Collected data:
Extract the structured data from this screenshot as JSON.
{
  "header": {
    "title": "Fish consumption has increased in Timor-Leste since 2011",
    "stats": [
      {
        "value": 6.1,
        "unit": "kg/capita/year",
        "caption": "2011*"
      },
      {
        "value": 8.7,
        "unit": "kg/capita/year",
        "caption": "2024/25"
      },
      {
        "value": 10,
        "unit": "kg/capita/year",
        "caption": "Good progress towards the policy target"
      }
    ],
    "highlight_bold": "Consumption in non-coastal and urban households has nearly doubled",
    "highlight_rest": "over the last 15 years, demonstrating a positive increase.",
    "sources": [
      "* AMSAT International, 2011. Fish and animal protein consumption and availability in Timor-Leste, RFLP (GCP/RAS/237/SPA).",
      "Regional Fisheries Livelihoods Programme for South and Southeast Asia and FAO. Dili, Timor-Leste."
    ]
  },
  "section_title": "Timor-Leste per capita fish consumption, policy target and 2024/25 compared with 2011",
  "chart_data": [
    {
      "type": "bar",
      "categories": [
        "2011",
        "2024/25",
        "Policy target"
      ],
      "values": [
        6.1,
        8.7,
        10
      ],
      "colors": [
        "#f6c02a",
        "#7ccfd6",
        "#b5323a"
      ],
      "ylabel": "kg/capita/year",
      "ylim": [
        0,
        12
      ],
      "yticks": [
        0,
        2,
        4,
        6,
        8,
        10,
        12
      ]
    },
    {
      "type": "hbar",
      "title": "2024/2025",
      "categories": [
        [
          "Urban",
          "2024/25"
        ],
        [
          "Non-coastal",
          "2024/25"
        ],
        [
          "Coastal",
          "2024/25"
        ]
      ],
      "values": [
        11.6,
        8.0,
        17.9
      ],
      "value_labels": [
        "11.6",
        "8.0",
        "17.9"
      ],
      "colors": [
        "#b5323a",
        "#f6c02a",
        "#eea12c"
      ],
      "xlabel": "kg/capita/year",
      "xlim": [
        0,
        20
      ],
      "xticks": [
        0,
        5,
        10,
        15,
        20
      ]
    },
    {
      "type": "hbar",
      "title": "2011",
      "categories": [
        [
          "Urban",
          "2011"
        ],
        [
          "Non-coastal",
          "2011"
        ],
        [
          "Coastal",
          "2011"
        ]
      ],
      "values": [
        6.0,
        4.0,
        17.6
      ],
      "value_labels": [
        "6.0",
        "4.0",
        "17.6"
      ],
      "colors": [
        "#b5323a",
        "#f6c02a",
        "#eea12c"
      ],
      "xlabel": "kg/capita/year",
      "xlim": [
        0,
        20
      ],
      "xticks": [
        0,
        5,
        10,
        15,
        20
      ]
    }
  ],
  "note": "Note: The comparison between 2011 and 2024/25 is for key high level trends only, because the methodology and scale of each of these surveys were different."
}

About this exercise> All records above are to be printed exactly, with nothing omitted.

Exercise output>
Extract the structured data from this screenshot as JSON.
{
  "header": {
    "title": "Fish consumption has increased in Timor-Leste since 2011",
    "stats": [
      {
        "value": 6.1,
        "unit": "kg/capita/year",
        "caption": "2011*"
      },
      {
        "value": 8.7,
        "unit": "kg/capita/year",
        "caption": "2024/25"
      },
      {
        "value": 10,
        "unit": "kg/capita/year",
        "caption": "Good progress towards the policy target"
      }
    ],
    "highlight_bold": "Consumption in non-coastal and urban households has nearly doubled",
    "highlight_rest": "over the last 15 years, demonstrating a positive increase.",
    "sources": [
      "* AMSAT International, 2011. Fish and animal protein consumption and availability in Timor-Leste, RFLP (GCP/RAS/237/SPA).",
      "Regional Fisheries Livelihoods Programme for South and Southeast Asia and FAO. Dili, Timor-Leste."
    ]
  },
  "section_title": "Timor-Leste per capita fish consumption, policy target and 2024/25 compared with 2011",
  "chart_data": [
    {
      "type": "bar",
      "categories": [
        "2011",
        "2024/25",
        "Policy target"
      ],
      "values": [
        6.1,
        8.7,
        10
      ],
      "colors": [
        "#f6c02a",
        "#7ccfd6",
        "#b5323a"
      ],
      "ylabel": "kg/capita/year",
      "ylim": [
        0,
        12
      ],
      "yticks": [
        0,
        2,
        4,
        6,
        8,
        10,
        12
      ]
    },
    {
      "type": "hbar",
      "title": "2024/2025",
      "categories": [
        [
          "Urban",
          "2024/25"
        ],
        [
          "Non-coastal",
          "2024/25"
        ],
        [
          "Coastal",
          "2024/25"
        ]
      ],
      "values": [
        11.6,
        8.0,
        17.9
      ],
      "value_labels": [
        "11.6",
        "8.0",
        "17.9"
      ],
      "colors": [
        "#b5323a",
        "#f6c02a",
        "#eea12c"
      ],
      "xlabel": "kg/capita/year",
      "xlim": [
        0,
        20
      ],
      "xticks": [
        0,
        5,
        10,
        15,
        20
      ]
    },
    {
      "type": "hbar",
      "title": "2011",
      "categories": [
        [
          "Urban",
          "2011"
        ],
        [
          "Non-coastal",
          "2011"
        ],
        [
          "Coastal",
          "2011"
        ]
      ],
      "values": [
        6.0,
        4.0,
        17.6
      ],
      "value_labels": [
        "6.0",
        "4.0",
        "17.6"
      ],
      "colors": [
        "#b5323a",
        "#f6c02a",
        "#eea12c"
      ],
      "xlabel": "kg/capita/year",
      "xlim": [
        0,
        20
      ],
      "xticks": [
        0,
        5,
        10,
        15,
        20
      ]
    }
  ],
  "note": "Note: The comparison between 2011 and 2024/25 is for key high level trends only, because the methodology and scale of each of these surveys were different."
}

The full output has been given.